___ Document excerpt

The Kor Mereti drones are autonomous, guided by a collective artificial intelligence. The Kor Sestor drones are guided remotely by a small number of Korath hiding out in bunkers deep underground on ruined planets. (Up until the Alphas infiltrate the bunkers, kill them, and take over control of the fleet.) This represents the different philosophies of the two factions (one valuing top-down hierarchical control and the other thinking more collectively).

The Alphas, meanwhile, have several separate enclaves throughout the galaxy, one of which has been stealing jump drives from the Korath exiles and selling them to the Unfettered Hai in exchange for weaponry. (“Prometheus stole fire from the gods, and was punished. We steal fire from Prometheus, which is much safer.”)

Danforth’s antimatter bomb is a weapon stolen from the Korath. The Syndicate cloaking device was stolen from the Korath, who in turn stole it from someone else (probably the Pug). (Because the Syndicate have a few jump drives, they’ve also contacted the Hai and begun reverse-engineering their technology.)

Current status

Wanderers: Friendly with Pug, avoided by the Archons. Stable and prosperous. Sheragi: Pug were prevented from meddling with them. Went (nearly) extinct. Hai*: Friends with Quarg. No known Pug involvement. Stable, but stagnant. Korath: Friends with Quarg. Pug avoid their territory. Their civilization is now in ruins. Coalition: Drove out the Quarg, with Pug help. Prosperous society. Humans: Friends with Quarg. Some Pug meddling. Fractured, unstable society.

Current population sizes:

  • Humanity: 100 B
  • Hai: 40 B
  • Wanderers: 1 B
  • Korath: 1 B (mostly the Kor Efret)
  • Saryds: 30 B
  • Kimek: 200 B
  • Arachi: 50 B
  • Pug: unknown; at least 2-3 B in our galaxy.
  • Quarg: unknown; >1,000 B per complete ringworld.

Alien languages

In the Hai language, words tend to be short, soft, and fluid, with a preponderance of vowels and diphthongs. Multiple consonants seldom appear next to each other. There are no articles. In translation, fluent speakers may be indistinguishable from human speech; less fluent speakers will often omit articles, or insert them where they are not needed. (Culturally, the original design document describes the Hai as “perpetually stoned squirrels.” The fact that their star systems have names that sound like “Du-ude,” “Far out,” “Awesome,” “Hey dude,” “YOLO,” and “Radical” is just because thinking up lots of alien words all at once is hard. :))

In the Wanderer language, words tend to be long, with lots of velar and guttural sounds and fewer dental sounds, due to their anatomy (beaks instead of teeth). When two vowel sounds appear next to each other they are separated by a glottal stop (transcribed as an apostrophe) rather than being combined into a diphthong. Because Wanderer speech is translated for you via a computer and there is not always an exact match, it sometimes contains multiple possible translations in brackets.

Korath language is somewhat similar to German, with lots of hard consonantal sounds and long, compound words. Because they are reptiles, their speech contains a lot of sibilant sounds. (Side note: the names of the Korath core worlds were invented very early in the game. Then, after I added the Wanderers and their language that’s full of apostrophes (glottal stops), I realized that I’d made the two languages too similar. The more recently added Korath systems have names I chose to sound more like a sibilant, reptilian language, but it was too late to change those core systems that were already in everyone’s save files. The Kor Sestor ship names are actually letters of their alphabet, e.g. Kar Ik Vot ≈ K.I.V., Tek Far Osk = T.F.S., etc.)

Archons communicate telepathically, meaning that they can speak fluently to an individual of any other species. Their “native” language is therefore never represented in the game, and the names they choose to go by are taken from the mythology of other species. (“Sword of Eden” being obviously a reference to a human fall narrative, and “Snows of Far Door Nai” and “Kasiliri's Folly” being references to similar stories in Hai and Korath culture, respectively.) With creatures like the Archons the distinction between natural and supernatural gets a bit murky, but their “psychic” abilities are actually because they’re powerful and precise enough to observe and affect the electrical currents in your brain from a distance.

______

### Questions
1. List the star system names the document excerpt gives for the Hai.
2. Substitute "shelters" for every "bunkers" in the document excerpt, starting with "The Kor Mereti" and going on through "thinking more collectively).".
3. Answer these questions from the document excerpt:
(a) What is the current population of the Kimek?
(b) In the Wanderer language, how is a glottal stop transcribed?
(c) Which language is the Korath language somewhat similar to?
The lines that follow have no connection to the document excerpt.

___ Extracted material

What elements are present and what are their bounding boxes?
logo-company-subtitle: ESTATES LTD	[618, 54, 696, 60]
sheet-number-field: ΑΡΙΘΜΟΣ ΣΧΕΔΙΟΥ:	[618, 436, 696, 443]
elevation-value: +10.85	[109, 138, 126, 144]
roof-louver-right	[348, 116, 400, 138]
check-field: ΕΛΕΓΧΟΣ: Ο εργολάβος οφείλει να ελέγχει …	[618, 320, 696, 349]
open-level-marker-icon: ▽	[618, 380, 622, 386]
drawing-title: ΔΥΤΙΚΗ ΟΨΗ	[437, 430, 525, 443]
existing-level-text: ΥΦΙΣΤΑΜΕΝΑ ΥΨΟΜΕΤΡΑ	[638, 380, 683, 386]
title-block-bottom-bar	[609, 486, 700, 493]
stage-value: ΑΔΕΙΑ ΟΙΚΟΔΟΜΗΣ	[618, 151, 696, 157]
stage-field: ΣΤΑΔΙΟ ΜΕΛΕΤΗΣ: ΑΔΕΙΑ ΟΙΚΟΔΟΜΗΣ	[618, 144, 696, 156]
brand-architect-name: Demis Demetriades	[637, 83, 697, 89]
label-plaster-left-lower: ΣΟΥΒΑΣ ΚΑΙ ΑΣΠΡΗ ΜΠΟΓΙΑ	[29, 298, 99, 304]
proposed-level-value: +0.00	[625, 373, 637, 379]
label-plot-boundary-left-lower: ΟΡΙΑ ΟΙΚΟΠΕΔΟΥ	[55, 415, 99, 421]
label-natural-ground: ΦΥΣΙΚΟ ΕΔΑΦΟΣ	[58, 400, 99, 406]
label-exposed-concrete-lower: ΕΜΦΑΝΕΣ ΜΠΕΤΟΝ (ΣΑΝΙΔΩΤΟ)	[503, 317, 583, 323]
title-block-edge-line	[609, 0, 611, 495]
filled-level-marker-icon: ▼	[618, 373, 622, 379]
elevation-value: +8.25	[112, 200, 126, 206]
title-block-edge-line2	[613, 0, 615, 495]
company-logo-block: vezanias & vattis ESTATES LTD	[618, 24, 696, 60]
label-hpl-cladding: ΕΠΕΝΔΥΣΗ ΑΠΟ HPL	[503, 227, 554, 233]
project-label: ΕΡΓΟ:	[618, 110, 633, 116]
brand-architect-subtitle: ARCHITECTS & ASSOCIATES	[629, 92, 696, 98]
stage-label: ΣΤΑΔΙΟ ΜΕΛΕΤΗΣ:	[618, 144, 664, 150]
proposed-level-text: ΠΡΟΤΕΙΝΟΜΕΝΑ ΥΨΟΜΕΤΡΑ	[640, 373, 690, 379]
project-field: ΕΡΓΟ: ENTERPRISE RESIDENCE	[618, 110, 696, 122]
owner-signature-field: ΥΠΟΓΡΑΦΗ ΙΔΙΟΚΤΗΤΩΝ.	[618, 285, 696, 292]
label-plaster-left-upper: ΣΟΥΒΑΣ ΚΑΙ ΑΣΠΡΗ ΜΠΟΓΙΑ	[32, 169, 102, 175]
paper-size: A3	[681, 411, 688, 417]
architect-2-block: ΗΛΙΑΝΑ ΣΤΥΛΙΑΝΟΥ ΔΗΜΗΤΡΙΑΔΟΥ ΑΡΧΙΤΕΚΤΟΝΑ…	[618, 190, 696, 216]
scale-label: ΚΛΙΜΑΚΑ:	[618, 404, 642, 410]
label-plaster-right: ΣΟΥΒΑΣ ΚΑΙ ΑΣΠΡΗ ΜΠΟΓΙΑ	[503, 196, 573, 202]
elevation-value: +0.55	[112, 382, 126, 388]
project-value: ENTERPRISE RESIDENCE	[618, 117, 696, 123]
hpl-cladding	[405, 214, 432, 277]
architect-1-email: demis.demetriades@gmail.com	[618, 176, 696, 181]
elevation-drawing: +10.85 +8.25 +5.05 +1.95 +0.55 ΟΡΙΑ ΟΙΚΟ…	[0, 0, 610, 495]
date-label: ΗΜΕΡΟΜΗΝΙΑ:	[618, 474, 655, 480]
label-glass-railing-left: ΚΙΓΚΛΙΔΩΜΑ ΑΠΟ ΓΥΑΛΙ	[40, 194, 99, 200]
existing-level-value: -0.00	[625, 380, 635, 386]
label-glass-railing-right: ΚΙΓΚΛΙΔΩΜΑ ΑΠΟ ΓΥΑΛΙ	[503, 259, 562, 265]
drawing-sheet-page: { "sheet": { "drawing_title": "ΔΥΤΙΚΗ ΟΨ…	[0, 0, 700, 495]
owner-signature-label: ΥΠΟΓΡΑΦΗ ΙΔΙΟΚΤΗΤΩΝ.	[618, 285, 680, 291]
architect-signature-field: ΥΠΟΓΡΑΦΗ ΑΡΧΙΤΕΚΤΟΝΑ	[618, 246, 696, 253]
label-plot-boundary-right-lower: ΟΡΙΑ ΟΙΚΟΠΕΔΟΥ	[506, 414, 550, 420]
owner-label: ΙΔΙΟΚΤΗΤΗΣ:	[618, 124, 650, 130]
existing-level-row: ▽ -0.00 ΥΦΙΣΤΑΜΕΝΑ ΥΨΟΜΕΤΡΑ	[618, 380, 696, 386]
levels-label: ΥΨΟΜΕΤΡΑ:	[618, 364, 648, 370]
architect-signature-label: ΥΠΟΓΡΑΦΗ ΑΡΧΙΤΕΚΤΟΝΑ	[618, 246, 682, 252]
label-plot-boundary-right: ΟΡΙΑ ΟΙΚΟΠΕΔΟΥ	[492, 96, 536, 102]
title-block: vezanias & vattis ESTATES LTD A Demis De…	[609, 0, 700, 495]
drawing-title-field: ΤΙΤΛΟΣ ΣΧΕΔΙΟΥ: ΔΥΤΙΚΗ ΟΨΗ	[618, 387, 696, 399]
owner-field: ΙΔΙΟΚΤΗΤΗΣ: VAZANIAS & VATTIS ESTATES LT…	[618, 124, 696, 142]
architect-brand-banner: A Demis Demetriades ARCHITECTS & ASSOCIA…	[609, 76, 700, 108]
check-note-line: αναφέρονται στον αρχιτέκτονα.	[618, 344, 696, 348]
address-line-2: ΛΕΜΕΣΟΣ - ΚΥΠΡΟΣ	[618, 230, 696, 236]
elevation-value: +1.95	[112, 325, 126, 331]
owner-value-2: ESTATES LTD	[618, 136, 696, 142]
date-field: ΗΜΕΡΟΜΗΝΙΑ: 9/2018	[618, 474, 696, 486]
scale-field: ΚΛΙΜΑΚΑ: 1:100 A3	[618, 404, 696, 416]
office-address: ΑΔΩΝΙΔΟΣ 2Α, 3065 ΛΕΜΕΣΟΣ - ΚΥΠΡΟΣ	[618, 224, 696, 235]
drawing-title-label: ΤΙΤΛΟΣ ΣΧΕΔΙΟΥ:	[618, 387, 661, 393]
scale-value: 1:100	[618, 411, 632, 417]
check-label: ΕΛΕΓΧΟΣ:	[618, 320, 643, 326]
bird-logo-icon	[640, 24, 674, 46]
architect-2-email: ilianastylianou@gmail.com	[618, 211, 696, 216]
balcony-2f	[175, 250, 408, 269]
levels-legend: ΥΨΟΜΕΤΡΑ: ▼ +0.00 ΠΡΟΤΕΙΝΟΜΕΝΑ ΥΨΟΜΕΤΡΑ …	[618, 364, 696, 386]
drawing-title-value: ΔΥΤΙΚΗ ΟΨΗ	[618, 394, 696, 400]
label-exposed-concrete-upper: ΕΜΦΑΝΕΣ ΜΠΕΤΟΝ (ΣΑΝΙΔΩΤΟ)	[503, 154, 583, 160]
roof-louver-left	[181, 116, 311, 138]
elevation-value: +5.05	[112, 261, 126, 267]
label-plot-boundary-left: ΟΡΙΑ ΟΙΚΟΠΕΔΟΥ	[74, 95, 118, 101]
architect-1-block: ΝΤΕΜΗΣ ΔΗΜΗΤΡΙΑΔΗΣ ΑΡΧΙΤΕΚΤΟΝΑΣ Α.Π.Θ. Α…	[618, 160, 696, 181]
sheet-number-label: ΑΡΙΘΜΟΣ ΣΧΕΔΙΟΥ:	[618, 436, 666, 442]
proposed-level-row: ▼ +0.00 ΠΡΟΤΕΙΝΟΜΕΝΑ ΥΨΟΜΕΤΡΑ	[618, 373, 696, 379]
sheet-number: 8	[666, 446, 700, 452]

______

### Responses to the tasks
1. "Du-ude," "Far out," "Awesome," "Hey dude," "YOLO," "Radical"

2.
The Kor Mereti drones are autonomous, guided by a collective artificial intelligence. The Kor Sestor drones are guided remotely by a small number of Korath hiding out in shelters deep underground on ruined planets. (Up until the Alphas infiltrate the shelters, kill them, and take over control of the fleet.) This represents the different philosophies of the two factions (one valuing top-down hierarchical control and the other thinking more collectively).

3.
(a) 200 B
(b) As an apostrophe
(c) German